▶ WORK TO BE COMPLETED:
Every record here needs to be written out again exactly.

====================

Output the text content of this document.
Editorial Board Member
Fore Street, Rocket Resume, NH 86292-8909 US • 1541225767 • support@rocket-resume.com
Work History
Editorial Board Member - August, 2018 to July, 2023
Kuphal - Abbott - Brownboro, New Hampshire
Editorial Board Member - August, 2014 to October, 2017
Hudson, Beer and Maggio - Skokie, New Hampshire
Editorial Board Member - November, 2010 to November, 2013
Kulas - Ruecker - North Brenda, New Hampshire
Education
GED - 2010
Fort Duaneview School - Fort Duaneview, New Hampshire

====================

▶ IN RESPONSE:
Output the text content of this document.
Editorial Board Member
Fore Street, Rocket Resume, NH 86292-8909 US • 1541225767 • support@rocket-resume.com
Work History
Editorial Board Member - August, 2018 to July, 2023
Kuphal - Abbott - Brownboro, New Hampshire
Editorial Board Member - August, 2014 to October, 2017
Hudson, Beer and Maggio - Skokie, New Hampshire
Editorial Board Member - November, 2010 to November, 2013
Kulas - Ruecker - North Brenda, New Hampshire
Education
GED - 2010
Fort Duaneview School - Fort Duaneview, New Hampshire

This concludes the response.